• Provided material
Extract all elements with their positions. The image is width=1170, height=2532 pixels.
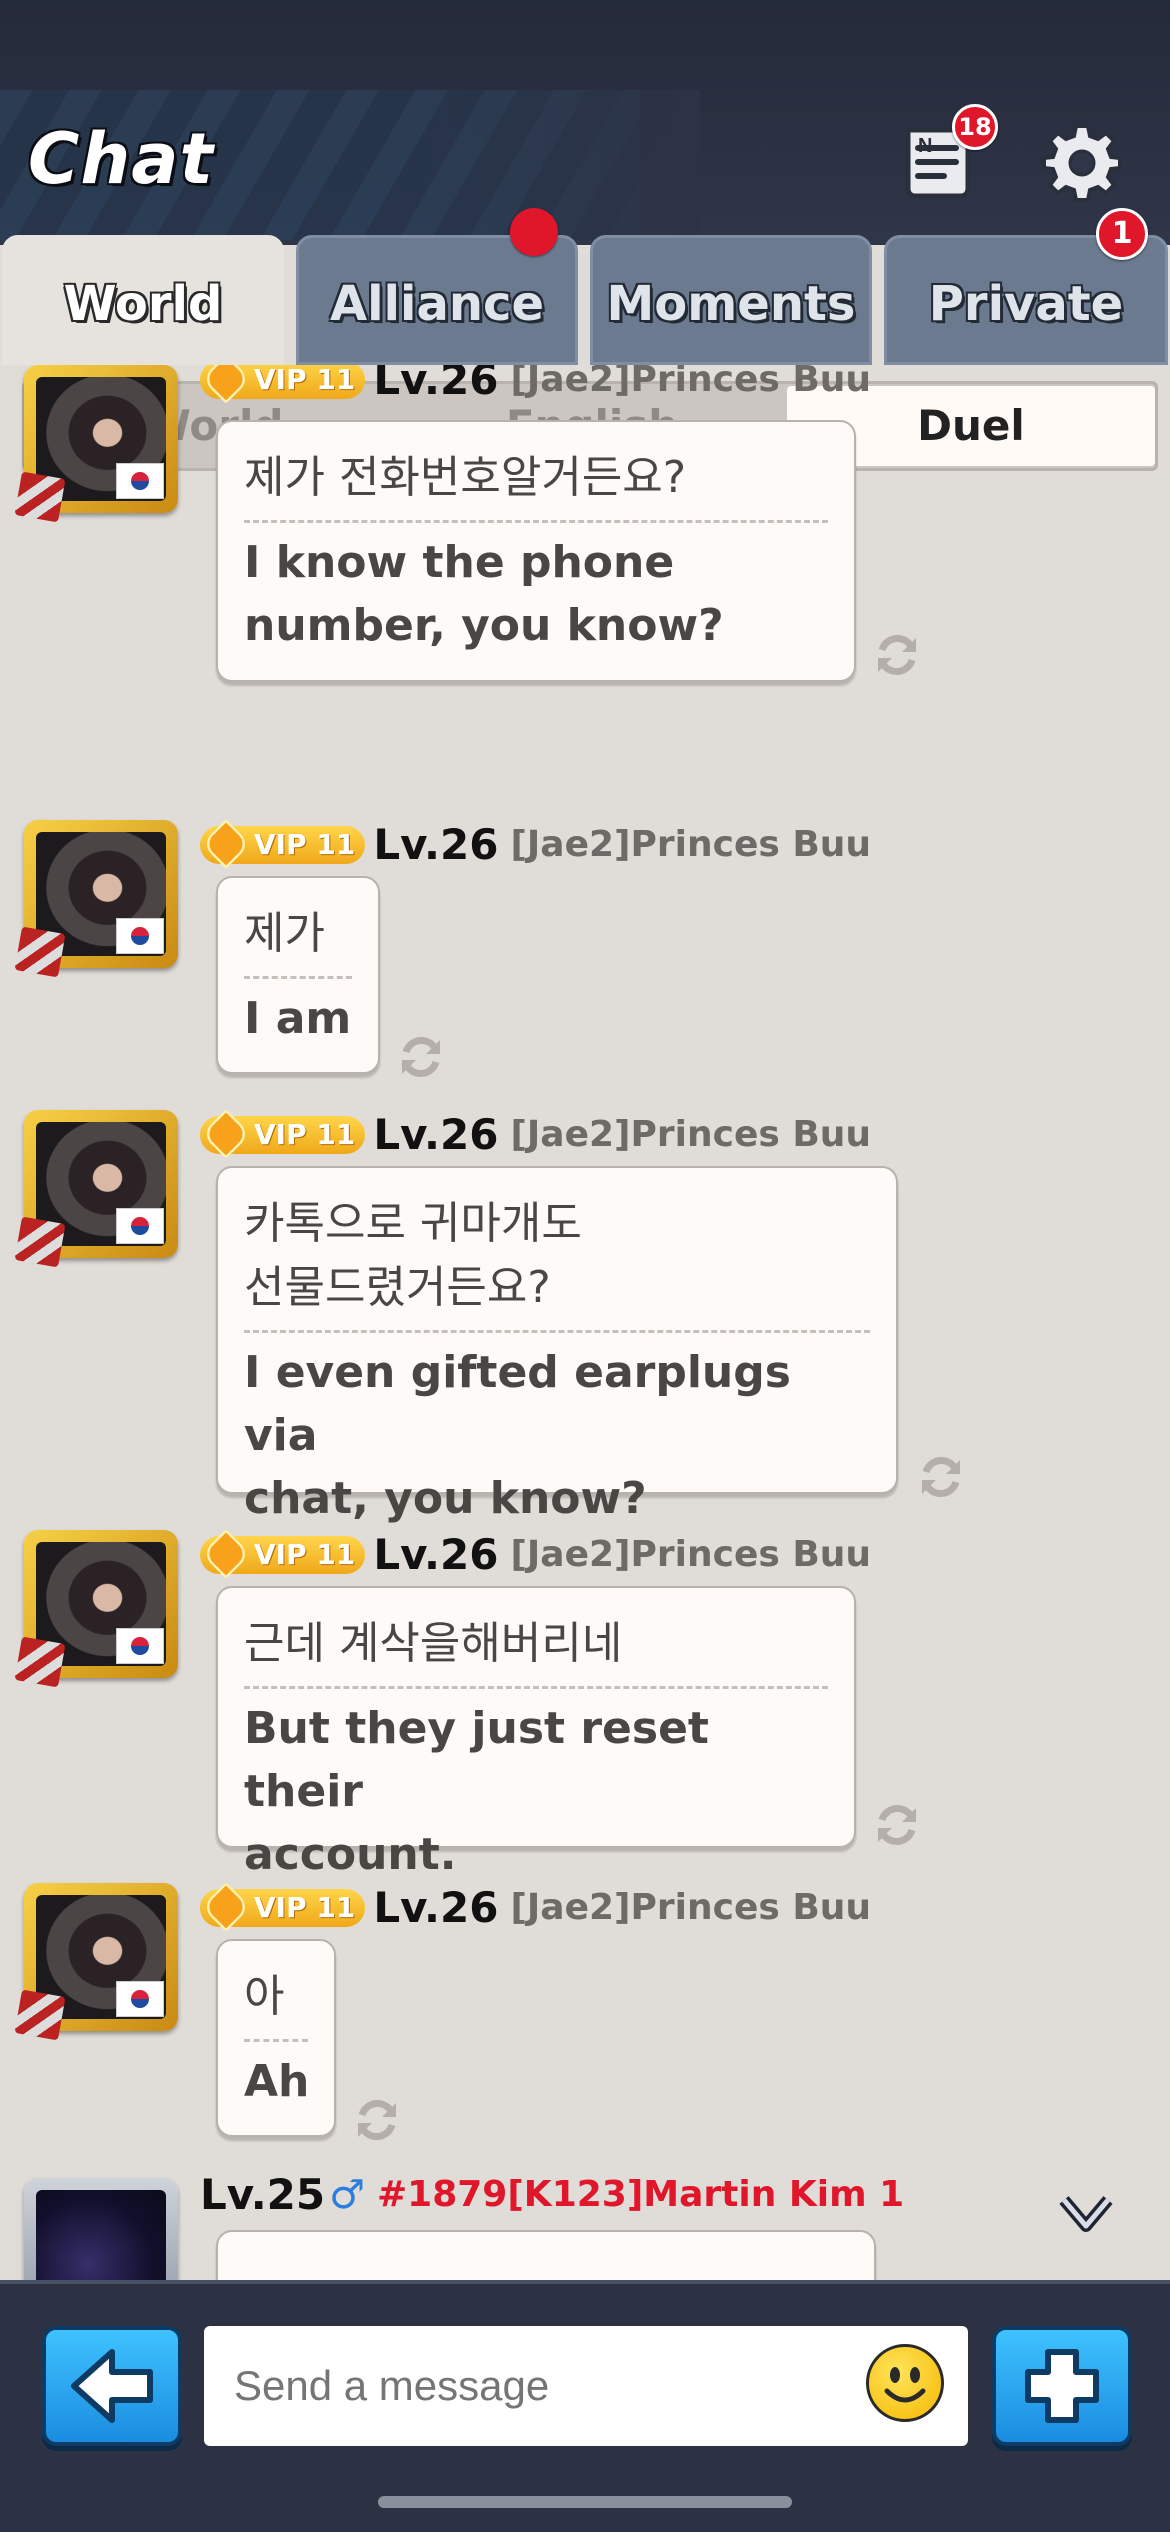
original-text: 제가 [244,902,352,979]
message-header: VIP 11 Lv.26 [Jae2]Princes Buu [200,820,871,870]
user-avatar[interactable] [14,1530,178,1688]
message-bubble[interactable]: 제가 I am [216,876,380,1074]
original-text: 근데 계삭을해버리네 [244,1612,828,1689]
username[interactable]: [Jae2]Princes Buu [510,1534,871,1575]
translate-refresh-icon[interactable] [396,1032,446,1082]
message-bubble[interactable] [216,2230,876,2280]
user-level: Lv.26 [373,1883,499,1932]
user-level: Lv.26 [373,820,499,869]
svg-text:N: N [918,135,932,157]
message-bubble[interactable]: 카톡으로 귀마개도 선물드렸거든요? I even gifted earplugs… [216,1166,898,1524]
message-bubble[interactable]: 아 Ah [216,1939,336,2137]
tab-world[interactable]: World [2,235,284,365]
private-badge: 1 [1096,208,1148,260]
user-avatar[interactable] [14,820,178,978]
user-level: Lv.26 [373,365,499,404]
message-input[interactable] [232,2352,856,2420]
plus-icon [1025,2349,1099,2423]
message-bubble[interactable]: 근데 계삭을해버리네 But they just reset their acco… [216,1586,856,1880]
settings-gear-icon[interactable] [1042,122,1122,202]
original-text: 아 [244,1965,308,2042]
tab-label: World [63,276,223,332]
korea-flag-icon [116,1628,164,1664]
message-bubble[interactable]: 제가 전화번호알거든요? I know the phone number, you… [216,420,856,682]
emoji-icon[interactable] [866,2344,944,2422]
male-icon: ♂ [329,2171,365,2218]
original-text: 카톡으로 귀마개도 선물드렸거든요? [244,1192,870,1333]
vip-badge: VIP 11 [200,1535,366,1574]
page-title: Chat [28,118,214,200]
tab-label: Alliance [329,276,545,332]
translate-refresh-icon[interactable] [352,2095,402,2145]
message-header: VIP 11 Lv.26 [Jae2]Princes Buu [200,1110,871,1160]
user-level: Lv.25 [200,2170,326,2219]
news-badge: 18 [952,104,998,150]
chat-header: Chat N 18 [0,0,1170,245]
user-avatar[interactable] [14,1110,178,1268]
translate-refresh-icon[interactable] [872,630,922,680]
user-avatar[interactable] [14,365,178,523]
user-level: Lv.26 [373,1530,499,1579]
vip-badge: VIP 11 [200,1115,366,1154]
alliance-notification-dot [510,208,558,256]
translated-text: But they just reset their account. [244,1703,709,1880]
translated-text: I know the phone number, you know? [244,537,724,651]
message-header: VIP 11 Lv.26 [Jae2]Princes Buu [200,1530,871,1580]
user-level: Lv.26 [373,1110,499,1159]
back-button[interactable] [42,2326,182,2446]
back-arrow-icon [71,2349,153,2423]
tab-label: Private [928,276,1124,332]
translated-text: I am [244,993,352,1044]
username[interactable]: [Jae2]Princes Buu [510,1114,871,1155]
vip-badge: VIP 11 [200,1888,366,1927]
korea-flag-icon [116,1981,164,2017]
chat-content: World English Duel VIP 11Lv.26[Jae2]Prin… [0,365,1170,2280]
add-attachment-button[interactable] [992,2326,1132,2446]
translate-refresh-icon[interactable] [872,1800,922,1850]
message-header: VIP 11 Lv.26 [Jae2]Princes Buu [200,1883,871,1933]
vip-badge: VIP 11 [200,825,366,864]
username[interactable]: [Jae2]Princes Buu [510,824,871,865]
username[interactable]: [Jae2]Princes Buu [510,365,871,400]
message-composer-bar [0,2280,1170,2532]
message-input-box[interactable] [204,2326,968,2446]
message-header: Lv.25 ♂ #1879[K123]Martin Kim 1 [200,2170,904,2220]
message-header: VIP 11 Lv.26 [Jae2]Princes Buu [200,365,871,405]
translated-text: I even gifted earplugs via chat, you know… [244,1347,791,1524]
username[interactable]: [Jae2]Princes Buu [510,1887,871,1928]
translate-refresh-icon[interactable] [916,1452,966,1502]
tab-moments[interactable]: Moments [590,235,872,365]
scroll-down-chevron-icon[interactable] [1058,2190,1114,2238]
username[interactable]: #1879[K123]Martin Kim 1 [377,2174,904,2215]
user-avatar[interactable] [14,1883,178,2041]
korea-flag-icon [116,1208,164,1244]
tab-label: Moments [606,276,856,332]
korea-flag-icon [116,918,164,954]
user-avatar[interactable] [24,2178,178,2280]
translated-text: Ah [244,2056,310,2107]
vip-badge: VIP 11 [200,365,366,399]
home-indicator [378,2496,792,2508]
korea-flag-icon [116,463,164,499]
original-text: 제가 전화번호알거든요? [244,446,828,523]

• What this task involves
Copy out the lines of the material from the one containing "original-text: 제가 [244,902,352,979]" to the one containing "username[interactable]: [Jae2]Princes Buu [510,1534,871,1575]", including both of those lines, without changing a character.

• Exercise answer
original-text: 제가 [244,902,352,979]
message-header: VIP 11 Lv.26 [Jae2]Princes Buu [200,820,871,870]
user-avatar[interactable] [14,1530,178,1688]
message-bubble[interactable]: 제가 I am [216,876,380,1074]
original-text: 근데 계삭을해버리네 [244,1612,828,1689]
username[interactable]: [Jae2]Princes Buu [510,1534,871,1575]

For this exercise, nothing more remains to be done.